→ Task goal
The entries below should be quoted exactly, with no pictures carried over.

→ Task input
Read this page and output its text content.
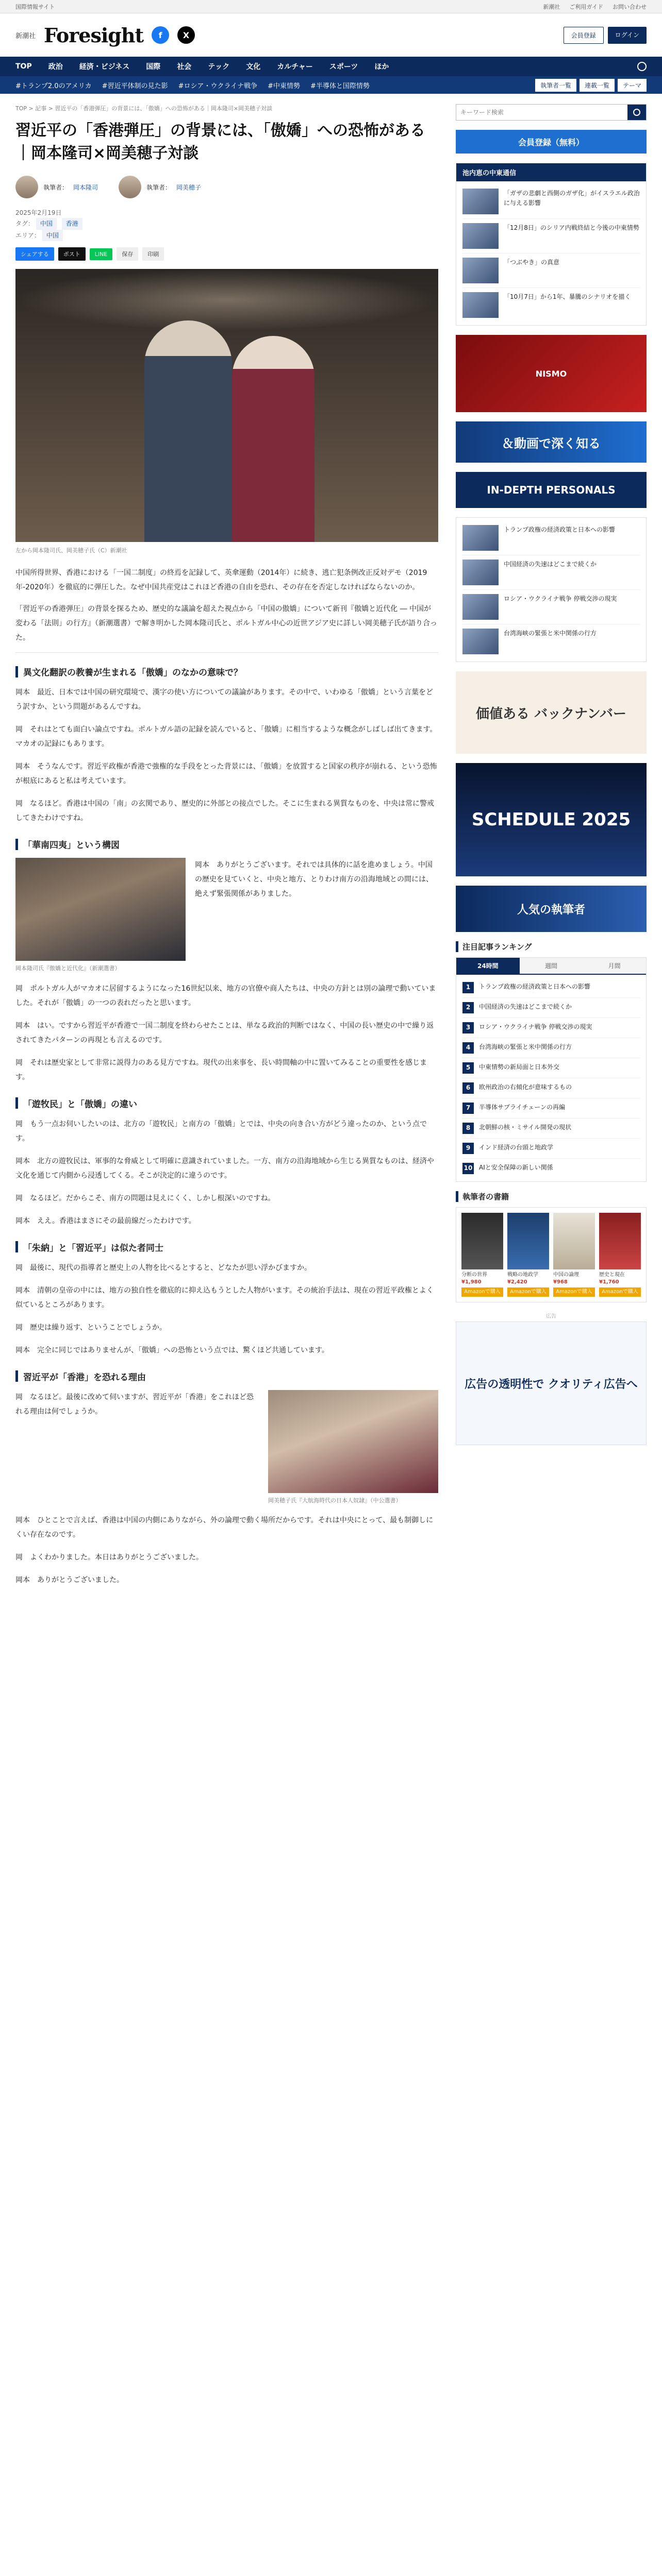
国際情報サイト	新潮社 ご利用ガイド お問い合わせ
新潮社 Foresight	f	X	会員登録	ログイン
TOP 政治 経済・ビジネス 国際 社会 テック 文化 カルチャー スポーツ ほか
#トランプ2.0のアメリカ #習近平体制の見た影 #ロシア・ウクライナ戦争 #中東情勢 #半導体と国際情勢	執筆者一覧	連載一覧	テーマ
TOP > 記事 > 習近平の「香港弾圧」の背景には、「傲嬌」への恐怖がある｜岡本隆司×岡美穂子対談
習近平の「香港弾圧」の背景には、「傲嬌」への恐怖がある｜岡本隆司×岡美穂子対談
執筆者： 岡本隆司	執筆者： 岡美穂子
2025年2月19日
タグ： 中国 香港
エリア： 中国
シェアする	ポスト	LINE	保存	印刷
左から岡本隆司氏、岡美穂子氏（C）新潮社

中国所得世界、香港における「一国二制度」の終焉を記録して、英傘運動（2014年）に続き、逃亡犯条例改正反対デモ（2019年-2020年）を徹底的に弾圧した。なぜ中国共産党はこれほど香港の自由を恐れ、その存在を否定しなければならないのか。

「習近平の香港弾圧」の背景を探るため、歴史的な議論を超えた視点から「中国の傲嬌」について新刊『傲嬌と近代化 ― 中国が変わる「法則」の行方』（新潮選書）で解き明かした岡本隆司氏と、ポルトガル中心の近世アジア史に詳しい岡美穂子氏が語り合った。

異文化翻訳の教養が生まれる「傲嬌」のなかの意味で？

岡本　最近、日本では中国の研究環境で、漢字の使い方についての議論があります。その中で、いわゆる「傲嬌」という言葉をどう訳すか、という問題があるんですね。

岡　それはとても面白い論点ですね。ポルトガル語の記録を読んでいると、「傲嬌」に相当するような概念がしばしば出てきます。マカオの記録にもあります。

岡本　そうなんです。習近平政権が香港で強権的な手段をとった背景には、「傲嬌」を放置すると国家の秩序が崩れる、という恐怖が根底にあると私は考えています。

岡　なるほど。香港は中国の「南」の玄関であり、歴史的に外部との接点でした。そこに生まれる異質なものを、中央は常に警戒してきたわけですね。

「華南四夷」という構図
岡本隆司氏『傲嬌と近代化』（新潮選書）

岡本　ありがとうございます。それでは具体的に話を進めましょう。中国の歴史を見ていくと、中央と地方、とりわけ南方の沿海地域との間には、絶えず緊張関係がありました。

岡　ポルトガル人がマカオに居留するようになった16世紀以来、地方の官僚や商人たちは、中央の方針とは別の論理で動いていました。それが「傲嬌」の一つの表れだったと思います。

岡本　はい。ですから習近平が香港で一国二制度を終わらせたことは、単なる政治的判断ではなく、中国の長い歴史の中で繰り返されてきたパターンの再現とも言えるのです。

岡　それは歴史家として非常に説得力のある見方ですね。現代の出来事を、長い時間軸の中に置いてみることの重要性を感じます。

「遊牧民」と「傲嬌」の違い

岡　もう一点お伺いしたいのは、北方の「遊牧民」と南方の「傲嬌」とでは、中央の向き合い方がどう違ったのか、という点です。

岡本　北方の遊牧民は、軍事的な脅威として明確に意識されていました。一方、南方の沿海地域から生じる異質なものは、経済や文化を通じて内側から浸透してくる。そこが決定的に違うのです。

岡　なるほど。だからこそ、南方の問題は見えにくく、しかし根深いのですね。

岡本　ええ。香港はまさにその最前線だったわけです。

「朱納」と「習近平」は似た者同士

岡　最後に、現代の指導者と歴史上の人物を比べるとすると、どなたが思い浮かびますか。

岡本　清朝の皇帝の中には、地方の独自性を徹底的に抑え込もうとした人物がいます。その統治手法は、現在の習近平政権とよく似ているところがあります。

岡　歴史は繰り返す、ということでしょうか。

岡本　完全に同じではありませんが、「傲嬌」への恐怖という点では、驚くほど共通しています。

習近平が「香港」を恐れる理由

岡　なるほど。最後に改めて伺いますが、習近平が「香港」をこれほど恐れる理由は何でしょうか。

岡美穂子氏『大航海時代の日本人奴隷』（中公選書）

岡本　ひとことで言えば、香港は中国の内側にありながら、外の論理で動く場所だからです。それは中央にとって、最も制御しにくい存在なのです。

岡　よくわかりました。本日はありがとうございました。

岡本　ありがとうございました。

キーワード検索
会員登録（無料）
池内恵の中東通信
「ガザの悲劇と西側のガザ化」がイスラエル政治に与える影響
「12月8日」のシリア内戦終結と今後の中東情勢
「つぶやき」の真意
「10月7日」から1年、暴騰のシナリオを描く
NISMO
＆動画で深く知る
IN-DEPTH PERSONALS
トランプ政権の経済政策と日本への影響
中国経済の失速はどこまで続くか
ロシア・ウクライナ戦争 停戦交渉の現実
台湾海峡の緊張と米中関係の行方
価値ある バックナンバー
SCHEDULE 2025
人気の執筆者
注目記事ランキング
24時間	週間	月間
1	トランプ政権の経済政策と日本への影響
2	中国経済の失速はどこまで続くか
3	ロシア・ウクライナ戦争 停戦交渉の現実
4	台湾海峡の緊張と米中関係の行方
5	中東情勢の新局面と日本外交
6	欧州政治の右傾化が意味するもの
7	半導体サプライチェーンの再編
8	北朝鮮の核・ミサイル開発の現状
9	インド経済の台頭と地政学
10 AIと安全保障の新しい関係
執筆者の書籍
分断の世界
¥1,980
Amazonで購入
戦略の地政学
¥2,420
Amazonで購入
中国の論理
¥968
Amazonで購入
歴史と現在
¥1,760
Amazonで購入
広告
広告の透明性で クオリティ広告へ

→ Task output
Read this page and output its text content.
国際情報サイト	新潮社 ご利用ガイド お問い合わせ
新潮社 Foresight	f	X	会員登録	ログイン
TOP 政治 経済・ビジネス 国際 社会 テック 文化 カルチャー スポーツ ほか
#トランプ2.0のアメリカ #習近平体制の見た影 #ロシア・ウクライナ戦争 #中東情勢 #半導体と国際情勢	執筆者一覧	連載一覧	テーマ
TOP > 記事 > 習近平の「香港弾圧」の背景には、「傲嬌」への恐怖がある｜岡本隆司×岡美穂子対談
習近平の「香港弾圧」の背景には、「傲嬌」への恐怖がある｜岡本隆司×岡美穂子対談
執筆者： 岡本隆司	執筆者： 岡美穂子
2025年2月19日
タグ： 中国 香港
エリア： 中国
シェアする	ポスト	LINE	保存	印刷
左から岡本隆司氏、岡美穂子氏（C）新潮社

中国所得世界、香港における「一国二制度」の終焉を記録して、英傘運動（2014年）に続き、逃亡犯条例改正反対デモ（2019年-2020年）を徹底的に弾圧した。なぜ中国共産党はこれほど香港の自由を恐れ、その存在を否定しなければならないのか。

「習近平の香港弾圧」の背景を探るため、歴史的な議論を超えた視点から「中国の傲嬌」について新刊『傲嬌と近代化 ― 中国が変わる「法則」の行方』（新潮選書）で解き明かした岡本隆司氏と、ポルトガル中心の近世アジア史に詳しい岡美穂子氏が語り合った。

異文化翻訳の教養が生まれる「傲嬌」のなかの意味で？

岡本　最近、日本では中国の研究環境で、漢字の使い方についての議論があります。その中で、いわゆる「傲嬌」という言葉をどう訳すか、という問題があるんですね。

岡　それはとても面白い論点ですね。ポルトガル語の記録を読んでいると、「傲嬌」に相当するような概念がしばしば出てきます。マカオの記録にもあります。

岡本　そうなんです。習近平政権が香港で強権的な手段をとった背景には、「傲嬌」を放置すると国家の秩序が崩れる、という恐怖が根底にあると私は考えています。

岡　なるほど。香港は中国の「南」の玄関であり、歴史的に外部との接点でした。そこに生まれる異質なものを、中央は常に警戒してきたわけですね。

「華南四夷」という構図
岡本隆司氏『傲嬌と近代化』（新潮選書）

岡本　ありがとうございます。それでは具体的に話を進めましょう。中国の歴史を見ていくと、中央と地方、とりわけ南方の沿海地域との間には、絶えず緊張関係がありました。

岡　ポルトガル人がマカオに居留するようになった16世紀以来、地方の官僚や商人たちは、中央の方針とは別の論理で動いていました。それが「傲嬌」の一つの表れだったと思います。

岡本　はい。ですから習近平が香港で一国二制度を終わらせたことは、単なる政治的判断ではなく、中国の長い歴史の中で繰り返されてきたパターンの再現とも言えるのです。

岡　それは歴史家として非常に説得力のある見方ですね。現代の出来事を、長い時間軸の中に置いてみることの重要性を感じます。

「遊牧民」と「傲嬌」の違い

岡　もう一点お伺いしたいのは、北方の「遊牧民」と南方の「傲嬌」とでは、中央の向き合い方がどう違ったのか、という点です。

岡本　北方の遊牧民は、軍事的な脅威として明確に意識されていました。一方、南方の沿海地域から生じる異質なものは、経済や文化を通じて内側から浸透してくる。そこが決定的に違うのです。

岡　なるほど。だからこそ、南方の問題は見えにくく、しかし根深いのですね。

岡本　ええ。香港はまさにその最前線だったわけです。

「朱納」と「習近平」は似た者同士

岡　最後に、現代の指導者と歴史上の人物を比べるとすると、どなたが思い浮かびますか。

岡本　清朝の皇帝の中には、地方の独自性を徹底的に抑え込もうとした人物がいます。その統治手法は、現在の習近平政権とよく似ているところがあります。

岡　歴史は繰り返す、ということでしょうか。

岡本　完全に同じではありませんが、「傲嬌」への恐怖という点では、驚くほど共通しています。

習近平が「香港」を恐れる理由

岡　なるほど。最後に改めて伺いますが、習近平が「香港」をこれほど恐れる理由は何でしょうか。

岡美穂子氏『大航海時代の日本人奴隷』（中公選書）

岡本　ひとことで言えば、香港は中国の内側にありながら、外の論理で動く場所だからです。それは中央にとって、最も制御しにくい存在なのです。

岡　よくわかりました。本日はありがとうございました。

岡本　ありがとうございました。

キーワード検索
会員登録（無料）
池内恵の中東通信
「ガザの悲劇と西側のガザ化」がイスラエル政治に与える影響
「12月8日」のシリア内戦終結と今後の中東情勢
「つぶやき」の真意
「10月7日」から1年、暴騰のシナリオを描く
NISMO
＆動画で深く知る
IN-DEPTH PERSONALS
トランプ政権の経済政策と日本への影響
中国経済の失速はどこまで続くか
ロシア・ウクライナ戦争 停戦交渉の現実
台湾海峡の緊張と米中関係の行方
価値ある バックナンバー
SCHEDULE 2025
人気の執筆者
注目記事ランキング
24時間	週間	月間
1	トランプ政権の経済政策と日本への影響
2	中国経済の失速はどこまで続くか
3	ロシア・ウクライナ戦争 停戦交渉の現実
4	台湾海峡の緊張と米中関係の行方
5	中東情勢の新局面と日本外交
6	欧州政治の右傾化が意味するもの
7	半導体サプライチェーンの再編
8	北朝鮮の核・ミサイル開発の現状
9	インド経済の台頭と地政学
10 AIと安全保障の新しい関係
執筆者の書籍
分断の世界
¥1,980
Amazonで購入
戦略の地政学
¥2,420
Amazonで購入
中国の論理
¥968
Amazonで購入
歴史と現在
¥1,760
Amazonで購入
広告
広告の透明性で クオリティ広告へ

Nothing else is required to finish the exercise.